From the material below, pull out every line that contains the string "control".

[start of EXERCISE MATERIAL]

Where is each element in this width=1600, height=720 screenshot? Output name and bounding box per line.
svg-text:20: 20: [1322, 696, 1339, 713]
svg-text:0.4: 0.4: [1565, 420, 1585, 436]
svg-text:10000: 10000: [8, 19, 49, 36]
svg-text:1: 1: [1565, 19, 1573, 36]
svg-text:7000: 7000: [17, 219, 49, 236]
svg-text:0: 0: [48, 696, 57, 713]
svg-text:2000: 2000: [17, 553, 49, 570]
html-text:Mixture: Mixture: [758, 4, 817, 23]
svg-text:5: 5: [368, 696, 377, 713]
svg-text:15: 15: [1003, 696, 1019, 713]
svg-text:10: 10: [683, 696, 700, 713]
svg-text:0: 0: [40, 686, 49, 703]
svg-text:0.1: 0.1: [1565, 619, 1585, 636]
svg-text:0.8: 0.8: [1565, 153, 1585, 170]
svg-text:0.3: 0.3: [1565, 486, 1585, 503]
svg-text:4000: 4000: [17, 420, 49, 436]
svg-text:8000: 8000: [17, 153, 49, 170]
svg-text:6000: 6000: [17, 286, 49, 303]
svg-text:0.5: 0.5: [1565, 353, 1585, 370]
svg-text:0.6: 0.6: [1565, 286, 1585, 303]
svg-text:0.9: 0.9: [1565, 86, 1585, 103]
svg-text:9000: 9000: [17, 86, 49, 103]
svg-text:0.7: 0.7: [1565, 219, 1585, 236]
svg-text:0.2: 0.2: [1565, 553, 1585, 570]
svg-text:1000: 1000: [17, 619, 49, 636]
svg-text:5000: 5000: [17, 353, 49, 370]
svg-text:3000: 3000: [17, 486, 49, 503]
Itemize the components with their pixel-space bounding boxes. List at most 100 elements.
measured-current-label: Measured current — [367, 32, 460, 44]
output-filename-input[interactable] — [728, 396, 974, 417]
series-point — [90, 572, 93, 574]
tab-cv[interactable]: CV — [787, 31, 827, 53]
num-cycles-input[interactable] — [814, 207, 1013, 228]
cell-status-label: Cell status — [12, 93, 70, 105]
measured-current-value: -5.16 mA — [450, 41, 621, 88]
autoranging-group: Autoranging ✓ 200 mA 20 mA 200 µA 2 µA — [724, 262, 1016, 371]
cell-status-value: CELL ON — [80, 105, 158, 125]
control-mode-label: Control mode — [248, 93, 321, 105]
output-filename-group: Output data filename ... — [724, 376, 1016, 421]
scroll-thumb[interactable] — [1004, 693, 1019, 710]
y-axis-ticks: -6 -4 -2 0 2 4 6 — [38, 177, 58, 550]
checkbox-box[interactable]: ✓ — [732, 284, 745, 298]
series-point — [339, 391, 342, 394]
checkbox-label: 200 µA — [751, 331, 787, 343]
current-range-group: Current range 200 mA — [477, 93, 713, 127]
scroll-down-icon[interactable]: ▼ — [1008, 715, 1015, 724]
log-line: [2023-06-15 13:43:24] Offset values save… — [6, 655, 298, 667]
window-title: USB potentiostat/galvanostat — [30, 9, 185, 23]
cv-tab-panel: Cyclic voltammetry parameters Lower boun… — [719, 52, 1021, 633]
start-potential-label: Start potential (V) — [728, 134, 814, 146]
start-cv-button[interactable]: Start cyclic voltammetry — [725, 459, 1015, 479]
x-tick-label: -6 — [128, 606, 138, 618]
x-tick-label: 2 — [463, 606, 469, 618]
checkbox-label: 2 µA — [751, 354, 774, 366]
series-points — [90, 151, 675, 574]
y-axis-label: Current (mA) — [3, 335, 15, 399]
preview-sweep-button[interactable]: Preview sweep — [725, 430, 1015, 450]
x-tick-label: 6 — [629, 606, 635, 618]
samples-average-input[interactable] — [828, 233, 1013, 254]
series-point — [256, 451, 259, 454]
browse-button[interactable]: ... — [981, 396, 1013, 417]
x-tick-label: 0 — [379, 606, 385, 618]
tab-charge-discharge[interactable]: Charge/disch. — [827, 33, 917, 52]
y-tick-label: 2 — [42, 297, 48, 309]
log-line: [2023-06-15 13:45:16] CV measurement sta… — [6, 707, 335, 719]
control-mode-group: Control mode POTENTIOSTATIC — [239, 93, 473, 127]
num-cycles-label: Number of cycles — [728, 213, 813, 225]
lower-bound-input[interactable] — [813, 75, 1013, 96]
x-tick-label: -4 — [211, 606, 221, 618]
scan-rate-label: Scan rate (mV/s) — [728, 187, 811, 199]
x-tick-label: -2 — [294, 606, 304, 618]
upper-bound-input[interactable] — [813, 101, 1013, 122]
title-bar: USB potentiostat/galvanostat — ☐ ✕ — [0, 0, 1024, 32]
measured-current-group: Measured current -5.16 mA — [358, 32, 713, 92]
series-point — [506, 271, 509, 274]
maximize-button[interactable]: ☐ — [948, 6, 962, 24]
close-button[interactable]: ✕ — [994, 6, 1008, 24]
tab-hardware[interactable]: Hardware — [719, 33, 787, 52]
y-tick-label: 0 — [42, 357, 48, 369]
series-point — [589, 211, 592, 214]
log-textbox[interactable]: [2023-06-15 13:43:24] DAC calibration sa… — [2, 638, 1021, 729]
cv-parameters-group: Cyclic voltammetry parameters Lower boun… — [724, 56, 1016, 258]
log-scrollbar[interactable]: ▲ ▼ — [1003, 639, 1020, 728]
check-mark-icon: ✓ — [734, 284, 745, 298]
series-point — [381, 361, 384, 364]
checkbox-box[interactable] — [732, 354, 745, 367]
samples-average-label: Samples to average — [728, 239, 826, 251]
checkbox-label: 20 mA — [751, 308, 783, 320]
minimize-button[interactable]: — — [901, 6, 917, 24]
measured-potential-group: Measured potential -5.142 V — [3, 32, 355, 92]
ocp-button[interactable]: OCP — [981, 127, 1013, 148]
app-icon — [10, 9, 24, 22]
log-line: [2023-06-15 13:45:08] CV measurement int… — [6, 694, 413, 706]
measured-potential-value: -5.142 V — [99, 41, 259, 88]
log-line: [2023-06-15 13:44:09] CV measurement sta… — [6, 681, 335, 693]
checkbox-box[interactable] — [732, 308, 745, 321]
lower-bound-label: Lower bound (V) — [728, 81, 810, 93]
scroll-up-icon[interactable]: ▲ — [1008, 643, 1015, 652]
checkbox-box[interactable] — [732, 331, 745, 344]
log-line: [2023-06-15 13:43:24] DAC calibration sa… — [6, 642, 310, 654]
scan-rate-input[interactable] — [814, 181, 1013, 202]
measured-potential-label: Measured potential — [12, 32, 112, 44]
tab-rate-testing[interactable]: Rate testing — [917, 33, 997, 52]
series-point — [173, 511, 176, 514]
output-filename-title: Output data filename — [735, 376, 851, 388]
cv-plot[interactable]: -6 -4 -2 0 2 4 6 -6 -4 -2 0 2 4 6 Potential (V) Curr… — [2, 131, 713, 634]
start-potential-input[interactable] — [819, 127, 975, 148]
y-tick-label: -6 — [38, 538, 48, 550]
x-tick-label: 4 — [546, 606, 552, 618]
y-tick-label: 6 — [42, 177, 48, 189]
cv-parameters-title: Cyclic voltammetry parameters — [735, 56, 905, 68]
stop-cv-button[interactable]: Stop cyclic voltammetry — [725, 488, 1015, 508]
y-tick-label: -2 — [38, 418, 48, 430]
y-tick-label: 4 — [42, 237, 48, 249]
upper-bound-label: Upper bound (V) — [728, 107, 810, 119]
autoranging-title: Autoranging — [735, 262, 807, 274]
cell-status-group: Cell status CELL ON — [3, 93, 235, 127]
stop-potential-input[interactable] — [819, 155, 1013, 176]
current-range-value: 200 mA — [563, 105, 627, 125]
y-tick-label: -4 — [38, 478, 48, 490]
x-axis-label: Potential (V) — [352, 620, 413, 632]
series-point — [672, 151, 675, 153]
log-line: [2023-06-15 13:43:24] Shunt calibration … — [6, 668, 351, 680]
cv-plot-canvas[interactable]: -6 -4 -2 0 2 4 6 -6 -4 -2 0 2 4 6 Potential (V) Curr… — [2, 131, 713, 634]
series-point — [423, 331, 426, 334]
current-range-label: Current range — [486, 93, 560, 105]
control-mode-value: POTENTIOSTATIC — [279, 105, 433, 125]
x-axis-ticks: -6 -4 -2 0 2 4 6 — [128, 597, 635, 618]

[end of EXERCISE MATERIAL]

§ EXERCISE OUTPUT:
control-mode-label: Control mode — [248, 93, 321, 105]
control-mode-group: Control mode POTENTIOSTATIC — [239, 93, 473, 127]
control-mode-value: POTENTIOSTATIC — [279, 105, 433, 125]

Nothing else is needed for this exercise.